### Source ###

Although stratum 1s are expected to be highly accurate time references, there's nothing which I can see in the documentation which states that they are required to be so.  

The only requirement I can see is that the client and server must have a latency of no more than 128ms.  Which on a LAN shouldn't be an issue.


----------



## Jimmy (Nov 19, 2015)

Since discovered that a Cisco device which was not synchronising externally was also announcing itself as a stratum 1, and generating the same issue.


----------



## Uniballer (Nov 19, 2015)

Jimmy said:


> Although stratum 1s are expected to be highly accurate time references, there's nothing which I can see in the documentation which states that they are required to be so.


The problem was probably related to measurable clock stability, or the use of .LOCL. as a reference clock, rather than the claim that your DC was a stratum 1 clock.  Not everything that the code does is necessarily spelled out explicitly in the documentation.

My biggest concern with the use of the DC as an externally synchronized clock source is that the reference NTP implementation has had several security problems within the last couple of years, and I don't know how you could tell if the code running on the DC is susceptible and/or has been fixed.  I run a pair of BSD boxen that synchronize to different public NTP sources to provide NTP service to all of my other internal systems.  That way I feel that I can easily find out about known problems and access fixes for them.

### Data lines ###

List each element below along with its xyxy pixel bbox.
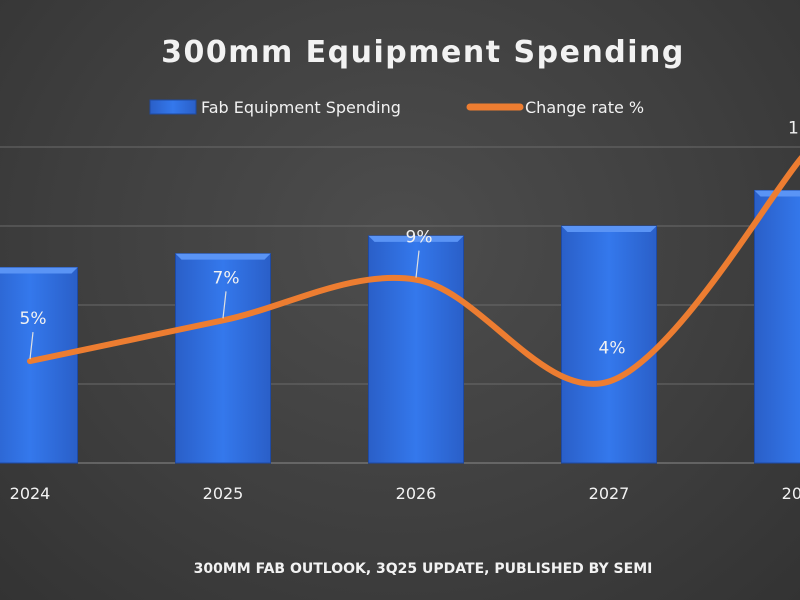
legend-label-line: Change rate % [525, 98, 644, 117]
bar-bevel [0, 267, 78, 274]
data-label-leader [29, 332, 34, 360]
data-label-leader [222, 291, 227, 319]
data-label-2028: 15% [788, 118, 800, 138]
legend-swatch-bar [149, 99, 197, 115]
legend: Fab Equipment Spending Change rate % [149, 98, 644, 117]
bar-2028 [754, 189, 800, 464]
data-label-2026: 9% [406, 228, 433, 248]
bar-bevel [561, 226, 657, 232]
chart-title: 300mm Equipment Spending [161, 35, 685, 70]
x-tick-label: 2026 [396, 484, 437, 503]
change-rate-line [27, 155, 800, 387]
bar-2025 [175, 253, 271, 464]
x-tick-label: 2024 [10, 484, 51, 503]
data-label-2024: 5% [20, 309, 47, 329]
bar-2026 [368, 235, 464, 464]
data-label-2025: 7% [213, 268, 240, 288]
x-tick-label: 2027 [589, 484, 630, 503]
bar-2027 [561, 225, 657, 464]
bar-bevel [368, 235, 464, 242]
data-label-leader [415, 250, 420, 278]
x-tick-label: 2028 [782, 484, 800, 503]
bar-2024 [0, 266, 78, 464]
data-label-2027: 4% [599, 339, 626, 359]
footnote: 300MM FAB OUTLOOK, 3Q25 UPDATE, PUBLISHE… [194, 561, 653, 577]
x-tick-label: 2025 [203, 484, 244, 503]
legend-label-bar: Fab Equipment Spending [201, 98, 401, 117]
bar-bevel [175, 253, 271, 260]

###

◆ Work to complete ◆
(a) From the NTP forum thread, copy the passage from "My biggest concern" up to and including "fixes for them." without changing a word.
(b) In the order they first appear, list every abbreviation of two or more letters in the NTP forum thread that is written entirely in capitals. Give each one only once.
(c) Continue the NTP forum thread from the point where it ends.

◆ Results in order ◆
(a)
My biggest concern with the use of the DC as an externally synchronized clock source is that the reference NTP implementation has had several security problems within the last couple of years, and I don't know how you could tell if the code running on the DC is susceptible and/or has been fixed.  I run a pair of BSD boxen that synchronize to different public NTP sources to provide NTP service to all of my other internal systems.  That way I feel that I can easily find out about known problems and access fixes for them.

(b) LAN, .LOCL., DC, NTP, BSD

(c)
----------



## Jordan (Jan 17, 2016)

I had a similar problem and struggled for several hours trying to fix the issue. I tried out OpenNTPD and the problem was instantly fixed without any configuration. Some info about running OpenNTPD on FreeBSD is here: http://www.cyberciti.biz/faq/freebsd-install-configure-openntpd-server-to-sync-time/


----------



## Uniballer (Jan 18, 2016)

Jordan said:


> I had a similar problem and struggled for several hours trying to fix the issue. I tried out OpenNTPD and the problem was instantly fixed without any configuration.



That is because OpenNTPD apparently only implements the Simple Network Time Protocol, and does not detect false tickers, etc.  It is probably fine for running as a client clock on a system that does not need high timestamp accuracy, but might not be so good for distributing time to a network.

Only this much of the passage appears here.